Records from a dataset
**********

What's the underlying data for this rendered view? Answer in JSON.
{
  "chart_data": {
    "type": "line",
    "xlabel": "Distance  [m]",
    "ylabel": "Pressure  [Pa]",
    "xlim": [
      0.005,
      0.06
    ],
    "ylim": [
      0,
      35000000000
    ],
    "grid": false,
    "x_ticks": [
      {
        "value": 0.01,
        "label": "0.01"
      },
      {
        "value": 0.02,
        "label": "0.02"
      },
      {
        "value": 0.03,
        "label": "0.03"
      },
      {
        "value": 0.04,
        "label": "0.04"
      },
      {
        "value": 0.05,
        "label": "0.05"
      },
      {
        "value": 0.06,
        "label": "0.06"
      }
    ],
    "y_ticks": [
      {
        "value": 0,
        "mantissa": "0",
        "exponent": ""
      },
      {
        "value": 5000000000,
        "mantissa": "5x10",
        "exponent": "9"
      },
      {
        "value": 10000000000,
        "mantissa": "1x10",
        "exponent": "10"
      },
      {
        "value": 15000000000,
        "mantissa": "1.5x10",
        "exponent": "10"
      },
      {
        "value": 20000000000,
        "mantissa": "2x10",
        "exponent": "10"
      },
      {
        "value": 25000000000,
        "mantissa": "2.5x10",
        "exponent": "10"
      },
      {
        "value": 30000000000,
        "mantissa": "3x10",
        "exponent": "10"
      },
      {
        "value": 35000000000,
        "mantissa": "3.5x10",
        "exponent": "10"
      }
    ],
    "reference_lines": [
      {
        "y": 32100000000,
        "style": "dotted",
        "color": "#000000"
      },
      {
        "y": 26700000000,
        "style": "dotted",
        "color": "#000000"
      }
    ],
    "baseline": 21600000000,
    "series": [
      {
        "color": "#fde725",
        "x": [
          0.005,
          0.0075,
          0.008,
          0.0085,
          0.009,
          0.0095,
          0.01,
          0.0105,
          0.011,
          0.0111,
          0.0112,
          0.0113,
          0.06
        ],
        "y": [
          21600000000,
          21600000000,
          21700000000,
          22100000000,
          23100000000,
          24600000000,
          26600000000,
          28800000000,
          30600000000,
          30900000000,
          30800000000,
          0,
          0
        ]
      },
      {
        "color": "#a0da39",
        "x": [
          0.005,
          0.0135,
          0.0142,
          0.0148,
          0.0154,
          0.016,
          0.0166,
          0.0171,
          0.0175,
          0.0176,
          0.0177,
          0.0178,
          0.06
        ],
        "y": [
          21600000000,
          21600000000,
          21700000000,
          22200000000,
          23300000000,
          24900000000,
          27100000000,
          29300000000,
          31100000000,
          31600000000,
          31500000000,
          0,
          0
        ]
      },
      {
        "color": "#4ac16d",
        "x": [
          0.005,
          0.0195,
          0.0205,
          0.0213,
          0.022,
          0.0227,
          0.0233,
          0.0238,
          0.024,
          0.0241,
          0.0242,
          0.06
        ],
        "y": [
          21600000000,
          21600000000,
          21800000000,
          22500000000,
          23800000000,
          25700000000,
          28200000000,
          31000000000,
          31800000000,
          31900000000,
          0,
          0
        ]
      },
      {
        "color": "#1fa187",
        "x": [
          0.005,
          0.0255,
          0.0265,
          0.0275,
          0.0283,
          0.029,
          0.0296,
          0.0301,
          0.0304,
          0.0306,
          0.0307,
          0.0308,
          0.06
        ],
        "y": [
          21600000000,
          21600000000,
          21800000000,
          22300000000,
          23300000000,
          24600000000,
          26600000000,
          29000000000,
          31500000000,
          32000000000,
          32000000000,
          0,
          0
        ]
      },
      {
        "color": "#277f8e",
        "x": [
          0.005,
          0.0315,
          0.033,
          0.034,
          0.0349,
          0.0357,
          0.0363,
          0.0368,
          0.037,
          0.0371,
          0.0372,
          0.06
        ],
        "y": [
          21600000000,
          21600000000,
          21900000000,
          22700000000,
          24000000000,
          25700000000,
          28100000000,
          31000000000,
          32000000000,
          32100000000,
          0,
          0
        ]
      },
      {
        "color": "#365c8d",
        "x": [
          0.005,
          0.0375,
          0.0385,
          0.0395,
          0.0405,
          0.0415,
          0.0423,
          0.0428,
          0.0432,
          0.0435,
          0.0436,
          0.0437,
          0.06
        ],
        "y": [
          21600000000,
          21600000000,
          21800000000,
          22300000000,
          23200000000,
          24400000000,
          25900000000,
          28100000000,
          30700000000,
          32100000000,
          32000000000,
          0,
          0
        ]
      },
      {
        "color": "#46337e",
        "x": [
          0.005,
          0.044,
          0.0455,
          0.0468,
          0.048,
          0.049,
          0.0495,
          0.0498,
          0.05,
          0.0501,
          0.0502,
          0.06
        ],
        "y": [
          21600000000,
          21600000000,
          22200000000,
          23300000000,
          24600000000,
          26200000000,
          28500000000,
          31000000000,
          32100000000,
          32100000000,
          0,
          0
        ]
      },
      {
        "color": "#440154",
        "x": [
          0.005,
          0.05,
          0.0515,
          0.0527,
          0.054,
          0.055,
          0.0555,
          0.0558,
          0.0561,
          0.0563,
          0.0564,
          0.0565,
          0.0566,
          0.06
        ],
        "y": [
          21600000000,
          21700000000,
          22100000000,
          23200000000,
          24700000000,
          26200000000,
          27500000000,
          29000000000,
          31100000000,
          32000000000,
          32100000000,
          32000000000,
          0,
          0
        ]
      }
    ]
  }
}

**********

WORK INSTRUCTIONS:
Reproduce all data above, unchanged.

TASK ANSWER:
What's the underlying data for this rendered view? Answer in JSON.
{
  "chart_data": {
    "type": "line",
    "xlabel": "Distance  [m]",
    "ylabel": "Pressure  [Pa]",
    "xlim": [
      0.005,
      0.06
    ],
    "ylim": [
      0,
      35000000000
    ],
    "grid": false,
    "x_ticks": [
      {
        "value": 0.01,
        "label": "0.01"
      },
      {
        "value": 0.02,
        "label": "0.02"
      },
      {
        "value": 0.03,
        "label": "0.03"
      },
      {
        "value": 0.04,
        "label": "0.04"
      },
      {
        "value": 0.05,
        "label": "0.05"
      },
      {
        "value": 0.06,
        "label": "0.06"
      }
    ],
    "y_ticks": [
      {
        "value": 0,
        "mantissa": "0",
        "exponent": ""
      },
      {
        "value": 5000000000,
        "mantissa": "5x10",
        "exponent": "9"
      },
      {
        "value": 10000000000,
        "mantissa": "1x10",
        "exponent": "10"
      },
      {
        "value": 15000000000,
        "mantissa": "1.5x10",
        "exponent": "10"
      },
      {
        "value": 20000000000,
        "mantissa": "2x10",
        "exponent": "10"
      },
      {
        "value": 25000000000,
        "mantissa": "2.5x10",
        "exponent": "10"
      },
      {
        "value": 30000000000,
        "mantissa": "3x10",
        "exponent": "10"
      },
      {
        "value": 35000000000,
        "mantissa": "3.5x10",
        "exponent": "10"
      }
    ],
    "reference_lines": [
      {
        "y": 32100000000,
        "style": "dotted",
        "color": "#000000"
      },
      {
        "y": 26700000000,
        "style": "dotted",
        "color": "#000000"
      }
    ],
    "baseline": 21600000000,
    "series": [
      {
        "color": "#fde725",
        "x": [
          0.005,
          0.0075,
          0.008,
          0.0085,
          0.009,
          0.0095,
          0.01,
          0.0105,
          0.011,
          0.0111,
          0.0112,
          0.0113,
          0.06
        ],
        "y": [
          21600000000,
          21600000000,
          21700000000,
          22100000000,
          23100000000,
          24600000000,
          26600000000,
          28800000000,
          30600000000,
          30900000000,
          30800000000,
          0,
          0
        ]
      },
      {
        "color": "#a0da39",
        "x": [
          0.005,
          0.0135,
          0.0142,
          0.0148,
          0.0154,
          0.016,
          0.0166,
          0.0171,
          0.0175,
          0.0176,
          0.0177,
          0.0178,
          0.06
        ],
        "y": [
          21600000000,
          21600000000,
          21700000000,
          22200000000,
          23300000000,
          24900000000,
          27100000000,
          29300000000,
          31100000000,
          31600000000,
          31500000000,
          0,
          0
        ]
      },
      {
        "color": "#4ac16d",
        "x": [
          0.005,
          0.0195,
          0.0205,
          0.0213,
          0.022,
          0.0227,
          0.0233,
          0.0238,
          0.024,
          0.0241,
          0.0242,
          0.06
        ],
        "y": [
          21600000000,
          21600000000,
          21800000000,
          22500000000,
          23800000000,
          25700000000,
          28200000000,
          31000000000,
          31800000000,
          31900000000,
          0,
          0
        ]
      },
      {
        "color": "#1fa187",
        "x": [
          0.005,
          0.0255,
          0.0265,
          0.0275,
          0.0283,
          0.029,
          0.0296,
          0.0301,
          0.0304,
          0.0306,
          0.0307,
          0.0308,
          0.06
        ],
        "y": [
          21600000000,
          21600000000,
          21800000000,
          22300000000,
          23300000000,
          24600000000,
          26600000000,
          29000000000,
          31500000000,
          32000000000,
          32000000000,
          0,
          0
        ]
      },
      {
        "color": "#277f8e",
        "x": [
          0.005,
          0.0315,
          0.033,
          0.034,
          0.0349,
          0.0357,
          0.0363,
          0.0368,
          0.037,
          0.0371,
          0.0372,
          0.06
        ],
        "y": [
          21600000000,
          21600000000,
          21900000000,
          22700000000,
          24000000000,
          25700000000,
          28100000000,
          31000000000,
          32000000000,
          32100000000,
          0,
          0
        ]
      },
      {
        "color": "#365c8d",
        "x": [
          0.005,
          0.0375,
          0.0385,
          0.0395,
          0.0405,
          0.0415,
          0.0423,
          0.0428,
          0.0432,
          0.0435,
          0.0436,
          0.0437,
          0.06
        ],
        "y": [
          21600000000,
          21600000000,
          21800000000,
          22300000000,
          23200000000,
          24400000000,
          25900000000,
          28100000000,
          30700000000,
          32100000000,
          32000000000,
          0,
          0
        ]
      },
      {
        "color": "#46337e",
        "x": [
          0.005,
          0.044,
          0.0455,
          0.0468,
          0.048,
          0.049,
          0.0495,
          0.0498,
          0.05,
          0.0501,
          0.0502,
          0.06
        ],
        "y": [
          21600000000,
          21600000000,
          22200000000,
          23300000000,
          24600000000,
          26200000000,
          28500000000,
          31000000000,
          32100000000,
          32100000000,
          0,
          0
        ]
      },
      {
        "color": "#440154",
        "x": [
          0.005,
          0.05,
          0.0515,
          0.0527,
          0.054,
          0.055,
          0.0555,
          0.0558,
          0.0561,
          0.0563,
          0.0564,
          0.0565,
          0.0566,
          0.06
        ],
        "y": [
          21600000000,
          21700000000,
          22100000000,
          23200000000,
          24700000000,
          26200000000,
          27500000000,
          29000000000,
          31100000000,
          32000000000,
          32100000000,
          32000000000,
          0,
          0
        ]
      }
    ]
  }
}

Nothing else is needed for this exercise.